Records from a collection:

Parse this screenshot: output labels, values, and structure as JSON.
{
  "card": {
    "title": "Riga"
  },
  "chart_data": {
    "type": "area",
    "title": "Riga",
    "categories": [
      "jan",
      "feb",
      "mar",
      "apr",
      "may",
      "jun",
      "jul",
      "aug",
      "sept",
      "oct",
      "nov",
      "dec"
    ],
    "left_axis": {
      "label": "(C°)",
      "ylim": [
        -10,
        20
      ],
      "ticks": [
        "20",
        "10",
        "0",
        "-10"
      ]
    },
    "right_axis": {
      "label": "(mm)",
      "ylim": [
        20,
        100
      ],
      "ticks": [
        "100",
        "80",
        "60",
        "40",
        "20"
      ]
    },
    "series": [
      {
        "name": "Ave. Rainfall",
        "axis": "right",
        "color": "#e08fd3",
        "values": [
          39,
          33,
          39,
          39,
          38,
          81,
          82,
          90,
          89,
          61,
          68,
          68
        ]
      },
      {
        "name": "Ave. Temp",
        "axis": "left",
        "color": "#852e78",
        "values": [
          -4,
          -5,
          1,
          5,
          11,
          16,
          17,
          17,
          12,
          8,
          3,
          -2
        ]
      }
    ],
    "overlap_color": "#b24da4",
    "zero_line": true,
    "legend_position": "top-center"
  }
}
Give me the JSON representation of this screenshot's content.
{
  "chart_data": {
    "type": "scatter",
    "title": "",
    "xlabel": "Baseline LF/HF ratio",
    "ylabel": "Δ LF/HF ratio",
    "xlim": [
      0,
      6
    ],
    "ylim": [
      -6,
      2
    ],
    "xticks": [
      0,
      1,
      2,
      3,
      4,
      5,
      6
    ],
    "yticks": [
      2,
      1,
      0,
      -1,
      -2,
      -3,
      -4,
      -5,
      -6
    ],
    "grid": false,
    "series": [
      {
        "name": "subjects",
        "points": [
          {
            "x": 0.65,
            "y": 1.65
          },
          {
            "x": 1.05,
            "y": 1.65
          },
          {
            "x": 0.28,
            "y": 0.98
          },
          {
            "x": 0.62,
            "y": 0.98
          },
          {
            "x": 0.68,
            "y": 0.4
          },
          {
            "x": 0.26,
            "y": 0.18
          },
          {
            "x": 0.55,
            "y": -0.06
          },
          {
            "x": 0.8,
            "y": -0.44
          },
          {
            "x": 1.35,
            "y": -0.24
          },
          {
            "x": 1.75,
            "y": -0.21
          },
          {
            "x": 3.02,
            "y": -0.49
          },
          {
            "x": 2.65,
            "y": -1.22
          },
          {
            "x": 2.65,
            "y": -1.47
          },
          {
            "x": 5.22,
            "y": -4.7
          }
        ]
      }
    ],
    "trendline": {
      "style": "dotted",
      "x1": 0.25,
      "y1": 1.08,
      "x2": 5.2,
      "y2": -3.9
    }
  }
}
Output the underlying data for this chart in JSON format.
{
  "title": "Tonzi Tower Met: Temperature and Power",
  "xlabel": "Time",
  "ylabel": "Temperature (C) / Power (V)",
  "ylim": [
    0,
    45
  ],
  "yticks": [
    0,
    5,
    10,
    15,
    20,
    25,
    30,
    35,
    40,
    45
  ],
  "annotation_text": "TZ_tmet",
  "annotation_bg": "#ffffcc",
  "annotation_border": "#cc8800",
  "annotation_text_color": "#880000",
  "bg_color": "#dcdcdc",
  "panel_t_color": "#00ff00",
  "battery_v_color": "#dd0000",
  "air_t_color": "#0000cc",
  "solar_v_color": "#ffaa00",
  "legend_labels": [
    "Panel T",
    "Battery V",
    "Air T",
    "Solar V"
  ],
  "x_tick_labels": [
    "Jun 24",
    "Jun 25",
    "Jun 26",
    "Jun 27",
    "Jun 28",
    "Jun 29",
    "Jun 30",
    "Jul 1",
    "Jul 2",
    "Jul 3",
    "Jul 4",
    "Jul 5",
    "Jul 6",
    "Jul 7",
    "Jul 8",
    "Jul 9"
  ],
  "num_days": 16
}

## Task directions
What is the number of lines that contain "this"? Reply with that number alone.

## Written response
3